## Exercise task
Go through the material and pull out every line with the string "iteration" in it.

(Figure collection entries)
=-=-=-=-=
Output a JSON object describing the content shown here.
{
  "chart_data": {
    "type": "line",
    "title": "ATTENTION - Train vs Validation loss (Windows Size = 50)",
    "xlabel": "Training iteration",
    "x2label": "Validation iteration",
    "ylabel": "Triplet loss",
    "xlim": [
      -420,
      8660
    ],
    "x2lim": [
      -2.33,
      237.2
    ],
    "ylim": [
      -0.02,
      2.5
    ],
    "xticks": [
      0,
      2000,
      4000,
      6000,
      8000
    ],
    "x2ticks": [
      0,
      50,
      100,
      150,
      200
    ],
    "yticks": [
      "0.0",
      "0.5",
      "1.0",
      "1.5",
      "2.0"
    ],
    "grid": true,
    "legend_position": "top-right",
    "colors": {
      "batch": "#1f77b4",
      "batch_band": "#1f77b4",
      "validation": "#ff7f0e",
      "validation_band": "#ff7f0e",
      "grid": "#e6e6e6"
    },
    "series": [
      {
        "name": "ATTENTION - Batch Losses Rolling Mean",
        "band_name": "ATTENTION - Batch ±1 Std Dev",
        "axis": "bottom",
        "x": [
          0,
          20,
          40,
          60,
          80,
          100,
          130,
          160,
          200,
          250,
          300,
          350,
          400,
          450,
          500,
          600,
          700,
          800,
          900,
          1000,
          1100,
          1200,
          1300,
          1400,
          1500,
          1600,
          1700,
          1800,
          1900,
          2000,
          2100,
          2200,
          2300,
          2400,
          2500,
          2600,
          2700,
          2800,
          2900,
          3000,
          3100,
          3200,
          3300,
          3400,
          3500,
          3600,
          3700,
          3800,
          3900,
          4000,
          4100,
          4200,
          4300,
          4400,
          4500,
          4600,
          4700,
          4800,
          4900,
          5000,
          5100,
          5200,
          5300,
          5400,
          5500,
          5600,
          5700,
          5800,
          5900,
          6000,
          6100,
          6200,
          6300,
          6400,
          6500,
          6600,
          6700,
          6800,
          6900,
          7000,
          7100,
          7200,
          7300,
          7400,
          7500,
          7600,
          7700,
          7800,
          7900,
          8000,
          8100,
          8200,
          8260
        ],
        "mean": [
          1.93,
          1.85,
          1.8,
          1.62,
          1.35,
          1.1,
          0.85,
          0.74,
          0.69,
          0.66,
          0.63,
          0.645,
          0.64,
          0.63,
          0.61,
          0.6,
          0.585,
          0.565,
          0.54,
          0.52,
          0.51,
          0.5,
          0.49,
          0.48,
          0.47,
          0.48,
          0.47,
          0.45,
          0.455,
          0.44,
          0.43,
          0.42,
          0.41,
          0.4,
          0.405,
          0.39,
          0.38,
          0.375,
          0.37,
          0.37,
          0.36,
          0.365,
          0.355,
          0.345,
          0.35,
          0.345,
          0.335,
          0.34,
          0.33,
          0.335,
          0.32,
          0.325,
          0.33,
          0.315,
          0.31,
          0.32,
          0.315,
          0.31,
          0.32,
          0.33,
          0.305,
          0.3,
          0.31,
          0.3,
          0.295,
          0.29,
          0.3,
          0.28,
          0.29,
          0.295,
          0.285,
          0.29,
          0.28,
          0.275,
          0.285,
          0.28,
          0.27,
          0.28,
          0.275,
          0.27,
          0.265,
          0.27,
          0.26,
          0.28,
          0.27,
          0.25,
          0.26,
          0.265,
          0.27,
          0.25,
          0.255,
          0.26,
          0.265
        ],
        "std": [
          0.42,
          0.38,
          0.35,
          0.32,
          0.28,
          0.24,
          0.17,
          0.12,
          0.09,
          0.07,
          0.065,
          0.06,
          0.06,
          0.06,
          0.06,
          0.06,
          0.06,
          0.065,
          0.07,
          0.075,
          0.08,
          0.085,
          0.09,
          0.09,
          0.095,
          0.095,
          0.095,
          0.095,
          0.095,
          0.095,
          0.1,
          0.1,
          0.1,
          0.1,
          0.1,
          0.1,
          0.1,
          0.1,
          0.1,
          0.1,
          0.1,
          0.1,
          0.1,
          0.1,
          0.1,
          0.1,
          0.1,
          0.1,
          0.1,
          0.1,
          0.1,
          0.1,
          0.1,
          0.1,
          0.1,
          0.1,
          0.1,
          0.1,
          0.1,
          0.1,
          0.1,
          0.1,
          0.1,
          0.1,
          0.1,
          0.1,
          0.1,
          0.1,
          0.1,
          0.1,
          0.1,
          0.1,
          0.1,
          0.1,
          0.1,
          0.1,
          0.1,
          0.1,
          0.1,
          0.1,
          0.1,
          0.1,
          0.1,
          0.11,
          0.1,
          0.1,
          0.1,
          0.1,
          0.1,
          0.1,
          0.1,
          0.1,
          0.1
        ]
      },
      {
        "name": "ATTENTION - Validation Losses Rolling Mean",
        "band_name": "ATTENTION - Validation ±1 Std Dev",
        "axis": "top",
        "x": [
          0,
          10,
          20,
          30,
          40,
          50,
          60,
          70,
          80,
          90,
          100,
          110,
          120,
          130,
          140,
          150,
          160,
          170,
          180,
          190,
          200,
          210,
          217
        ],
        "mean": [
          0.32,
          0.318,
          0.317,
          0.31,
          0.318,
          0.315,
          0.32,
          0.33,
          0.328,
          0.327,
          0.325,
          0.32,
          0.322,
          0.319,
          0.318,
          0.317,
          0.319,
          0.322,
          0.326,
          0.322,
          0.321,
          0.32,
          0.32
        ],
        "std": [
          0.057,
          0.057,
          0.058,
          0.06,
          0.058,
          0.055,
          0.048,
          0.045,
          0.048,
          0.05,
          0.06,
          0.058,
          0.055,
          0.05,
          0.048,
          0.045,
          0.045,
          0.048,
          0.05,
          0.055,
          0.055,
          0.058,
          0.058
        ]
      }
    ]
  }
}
=-=-=-=-=
## Expected output
    "xlabel": "Training iteration",
    "x2label": "Validation iteration",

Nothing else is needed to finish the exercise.